AIM OF THE TASK:
In the footballer biography, which team did Etienne-Clark face on his Chelmsford City debut, and what was the result?

TEXT SHOWN:
Joel Etienne-Clark (born 10 October 1986) is former footballer who played as a midfielder. Born in England, he represented the Dominica national team internationally.

Club career
Born in Chelmsford, Etienne-Clark began his career in the academy at Leyton Orient, before leaving to sign for hometown club Chelmsford City in 2004, making his debut in a 3–0 win against Slough Town on 23 October 2004, after progressing from Chelmsford's youth ranks. Etienne-Clark spent the remainder of the 2004–05 season out on loan to Great Wakering Rovers. Ahead of the 2005–06 season, Etienne-Clark joined Great Wakering in a permanent basis, making 97 league appearances over the course of two years, scoring eight times. In 2007, Etienne-Clark signed for Waltham Forest, scoring three times in 18 appearances, before re-signing for Chelmsford the following year. In October 2008, following a short spell with Dartford, he rejoined Great Wakering Rovers, making his 100th appearance at the club in the process. In 2009, Etienne-Clark briefly joined Maldon Town, before signing for Leyton later that year. In 2010, Tilbury signed Etienne-Clark, before the midfielder joined Lingfield the following season. In 2012, Etienne-Clark signed for Ilford.

Region and label listings:
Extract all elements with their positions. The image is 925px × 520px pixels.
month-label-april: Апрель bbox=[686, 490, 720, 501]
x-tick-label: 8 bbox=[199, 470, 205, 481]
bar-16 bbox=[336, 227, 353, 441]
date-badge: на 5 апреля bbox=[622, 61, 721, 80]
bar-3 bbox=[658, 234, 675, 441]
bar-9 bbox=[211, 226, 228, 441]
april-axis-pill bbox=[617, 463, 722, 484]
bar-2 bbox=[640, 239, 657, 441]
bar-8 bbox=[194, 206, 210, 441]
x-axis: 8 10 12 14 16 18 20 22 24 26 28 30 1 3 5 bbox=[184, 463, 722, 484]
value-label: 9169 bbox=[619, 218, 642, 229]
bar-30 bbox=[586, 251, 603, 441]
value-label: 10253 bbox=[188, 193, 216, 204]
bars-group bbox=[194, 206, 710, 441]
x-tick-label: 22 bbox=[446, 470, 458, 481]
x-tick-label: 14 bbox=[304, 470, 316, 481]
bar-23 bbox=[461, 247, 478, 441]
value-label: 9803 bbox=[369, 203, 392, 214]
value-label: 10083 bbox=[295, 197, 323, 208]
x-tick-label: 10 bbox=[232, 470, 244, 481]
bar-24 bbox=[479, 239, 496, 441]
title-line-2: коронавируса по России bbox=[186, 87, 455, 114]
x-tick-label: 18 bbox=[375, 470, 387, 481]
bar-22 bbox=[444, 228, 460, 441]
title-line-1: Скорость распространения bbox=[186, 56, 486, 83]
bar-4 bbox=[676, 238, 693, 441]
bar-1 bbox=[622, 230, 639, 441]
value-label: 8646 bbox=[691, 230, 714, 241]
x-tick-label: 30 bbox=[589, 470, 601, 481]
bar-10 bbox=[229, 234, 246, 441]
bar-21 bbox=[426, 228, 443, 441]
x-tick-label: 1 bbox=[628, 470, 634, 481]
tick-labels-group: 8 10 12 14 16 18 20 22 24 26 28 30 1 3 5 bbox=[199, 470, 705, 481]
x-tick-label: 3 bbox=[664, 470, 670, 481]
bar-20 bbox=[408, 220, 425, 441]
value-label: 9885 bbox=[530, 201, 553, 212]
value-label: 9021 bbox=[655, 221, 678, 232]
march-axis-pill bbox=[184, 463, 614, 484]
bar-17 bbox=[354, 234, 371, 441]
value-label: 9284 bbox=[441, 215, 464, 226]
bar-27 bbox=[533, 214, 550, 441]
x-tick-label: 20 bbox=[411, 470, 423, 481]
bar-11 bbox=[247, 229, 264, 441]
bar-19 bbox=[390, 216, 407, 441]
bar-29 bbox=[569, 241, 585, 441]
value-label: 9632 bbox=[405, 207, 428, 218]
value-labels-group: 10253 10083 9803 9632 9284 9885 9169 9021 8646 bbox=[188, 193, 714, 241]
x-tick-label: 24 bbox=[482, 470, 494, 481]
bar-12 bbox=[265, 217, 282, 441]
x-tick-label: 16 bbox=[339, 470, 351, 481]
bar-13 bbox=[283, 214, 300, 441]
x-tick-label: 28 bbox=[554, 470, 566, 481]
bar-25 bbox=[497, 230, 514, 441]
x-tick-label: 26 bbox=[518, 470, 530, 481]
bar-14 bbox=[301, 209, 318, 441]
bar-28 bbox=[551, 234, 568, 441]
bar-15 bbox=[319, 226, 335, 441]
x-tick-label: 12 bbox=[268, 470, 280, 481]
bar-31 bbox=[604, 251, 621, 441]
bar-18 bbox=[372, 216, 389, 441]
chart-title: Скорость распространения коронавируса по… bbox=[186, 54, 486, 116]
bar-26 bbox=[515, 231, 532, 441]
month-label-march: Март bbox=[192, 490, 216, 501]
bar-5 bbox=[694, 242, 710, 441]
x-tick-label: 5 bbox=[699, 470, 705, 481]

COMPLETED TASK:
Slough Town, in a 3–0 win on 23 October 2004.